• Stated task:
Your task is to print all of the material verbatim.

• Available records:

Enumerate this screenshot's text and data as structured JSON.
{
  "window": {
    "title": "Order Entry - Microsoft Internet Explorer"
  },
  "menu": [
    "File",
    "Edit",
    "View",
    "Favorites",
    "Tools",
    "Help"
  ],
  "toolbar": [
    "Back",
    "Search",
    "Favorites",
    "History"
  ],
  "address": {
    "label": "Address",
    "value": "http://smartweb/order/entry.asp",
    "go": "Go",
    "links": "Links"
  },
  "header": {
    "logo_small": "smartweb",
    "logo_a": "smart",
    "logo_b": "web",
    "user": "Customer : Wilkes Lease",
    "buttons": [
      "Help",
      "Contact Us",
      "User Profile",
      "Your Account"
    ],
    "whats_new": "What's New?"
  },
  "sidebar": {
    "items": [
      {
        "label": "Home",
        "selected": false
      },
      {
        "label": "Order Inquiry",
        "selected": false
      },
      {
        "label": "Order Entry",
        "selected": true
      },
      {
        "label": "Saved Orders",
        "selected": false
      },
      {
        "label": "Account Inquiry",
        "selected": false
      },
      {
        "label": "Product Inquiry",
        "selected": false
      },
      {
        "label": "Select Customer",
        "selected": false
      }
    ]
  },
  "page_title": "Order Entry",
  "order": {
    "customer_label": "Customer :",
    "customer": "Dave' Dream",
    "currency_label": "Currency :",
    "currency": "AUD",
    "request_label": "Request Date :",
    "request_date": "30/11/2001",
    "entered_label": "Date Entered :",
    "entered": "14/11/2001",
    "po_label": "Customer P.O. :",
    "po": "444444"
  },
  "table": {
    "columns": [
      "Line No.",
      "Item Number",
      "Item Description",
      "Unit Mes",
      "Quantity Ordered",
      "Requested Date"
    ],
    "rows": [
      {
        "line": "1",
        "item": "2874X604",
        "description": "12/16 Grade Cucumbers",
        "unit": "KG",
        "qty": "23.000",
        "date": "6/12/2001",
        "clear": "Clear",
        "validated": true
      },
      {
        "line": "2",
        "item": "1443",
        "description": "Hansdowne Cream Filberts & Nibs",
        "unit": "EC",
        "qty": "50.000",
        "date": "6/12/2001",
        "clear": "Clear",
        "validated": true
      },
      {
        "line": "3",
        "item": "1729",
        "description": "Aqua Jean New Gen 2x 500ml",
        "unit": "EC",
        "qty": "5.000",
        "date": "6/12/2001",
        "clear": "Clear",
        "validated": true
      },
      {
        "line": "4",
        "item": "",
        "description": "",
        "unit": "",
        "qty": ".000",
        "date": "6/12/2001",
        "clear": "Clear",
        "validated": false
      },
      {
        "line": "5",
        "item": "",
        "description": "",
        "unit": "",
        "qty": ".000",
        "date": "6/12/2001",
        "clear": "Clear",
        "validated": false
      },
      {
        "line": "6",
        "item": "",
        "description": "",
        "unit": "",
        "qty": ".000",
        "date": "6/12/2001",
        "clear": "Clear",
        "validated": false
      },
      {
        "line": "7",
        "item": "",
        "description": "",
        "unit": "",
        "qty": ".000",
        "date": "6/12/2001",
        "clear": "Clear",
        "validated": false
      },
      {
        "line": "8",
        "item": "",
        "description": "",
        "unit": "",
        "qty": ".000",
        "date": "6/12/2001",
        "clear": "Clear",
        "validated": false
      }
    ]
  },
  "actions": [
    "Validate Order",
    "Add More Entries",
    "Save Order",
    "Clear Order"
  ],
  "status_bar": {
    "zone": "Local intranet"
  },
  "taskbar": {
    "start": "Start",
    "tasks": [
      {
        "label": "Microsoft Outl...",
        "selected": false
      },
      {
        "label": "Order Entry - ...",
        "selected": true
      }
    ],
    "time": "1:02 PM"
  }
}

• Task solution:
Enumerate this screenshot's text and data as structured JSON.
{
  "window": {
    "title": "Order Entry - Microsoft Internet Explorer"
  },
  "menu": [
    "File",
    "Edit",
    "View",
    "Favorites",
    "Tools",
    "Help"
  ],
  "toolbar": [
    "Back",
    "Search",
    "Favorites",
    "History"
  ],
  "address": {
    "label": "Address",
    "value": "http://smartweb/order/entry.asp",
    "go": "Go",
    "links": "Links"
  },
  "header": {
    "logo_small": "smartweb",
    "logo_a": "smart",
    "logo_b": "web",
    "user": "Customer : Wilkes Lease",
    "buttons": [
      "Help",
      "Contact Us",
      "User Profile",
      "Your Account"
    ],
    "whats_new": "What's New?"
  },
  "sidebar": {
    "items": [
      {
        "label": "Home",
        "selected": false
      },
      {
        "label": "Order Inquiry",
        "selected": false
      },
      {
        "label": "Order Entry",
        "selected": true
      },
      {
        "label": "Saved Orders",
        "selected": false
      },
      {
        "label": "Account Inquiry",
        "selected": false
      },
      {
        "label": "Product Inquiry",
        "selected": false
      },
      {
        "label": "Select Customer",
        "selected": false
      }
    ]
  },
  "page_title": "Order Entry",
  "order": {
    "customer_label": "Customer :",
    "customer": "Dave' Dream",
    "currency_label": "Currency :",
    "currency": "AUD",
    "request_label": "Request Date :",
    "request_date": "30/11/2001",
    "entered_label": "Date Entered :",
    "entered": "14/11/2001",
    "po_label": "Customer P.O. :",
    "po": "444444"
  },
  "table": {
    "columns": [
      "Line No.",
      "Item Number",
      "Item Description",
      "Unit Mes",
      "Quantity Ordered",
      "Requested Date"
    ],
    "rows": [
      {
        "line": "1",
        "item": "2874X604",
        "description": "12/16 Grade Cucumbers",
        "unit": "KG",
        "qty": "23.000",
        "date": "6/12/2001",
        "clear": "Clear",
        "validated": true
      },
      {
        "line": "2",
        "item": "1443",
        "description": "Hansdowne Cream Filberts & Nibs",
        "unit": "EC",
        "qty": "50.000",
        "date": "6/12/2001",
        "clear": "Clear",
        "validated": true
      },
      {
        "line": "3",
        "item": "1729",
        "description": "Aqua Jean New Gen 2x 500ml",
        "unit": "EC",
        "qty": "5.000",
        "date": "6/12/2001",
        "clear": "Clear",
        "validated": true
      },
      {
        "line": "4",
        "item": "",
        "description": "",
        "unit": "",
        "qty": ".000",
        "date": "6/12/2001",
        "clear": "Clear",
        "validated": false
      },
      {
        "line": "5",
        "item": "",
        "description": "",
        "unit": "",
        "qty": ".000",
        "date": "6/12/2001",
        "clear": "Clear",
        "validated": false
      },
      {
        "line": "6",
        "item": "",
        "description": "",
        "unit": "",
        "qty": ".000",
        "date": "6/12/2001",
        "clear": "Clear",
        "validated": false
      },
      {
        "line": "7",
        "item": "",
        "description": "",
        "unit": "",
        "qty": ".000",
        "date": "6/12/2001",
        "clear": "Clear",
        "validated": false
      },
      {
        "line": "8",
        "item": "",
        "description": "",
        "unit": "",
        "qty": ".000",
        "date": "6/12/2001",
        "clear": "Clear",
        "validated": false
      }
    ]
  },
  "actions": [
    "Validate Order",
    "Add More Entries",
    "Save Order",
    "Clear Order"
  ],
  "status_bar": {
    "zone": "Local intranet"
  },
  "taskbar": {
    "start": "Start",
    "tasks": [
      {
        "label": "Microsoft Outl...",
        "selected": false
      },
      {
        "label": "Order Entry - ...",
        "selected": true
      }
    ],
    "time": "1:02 PM"
  }
}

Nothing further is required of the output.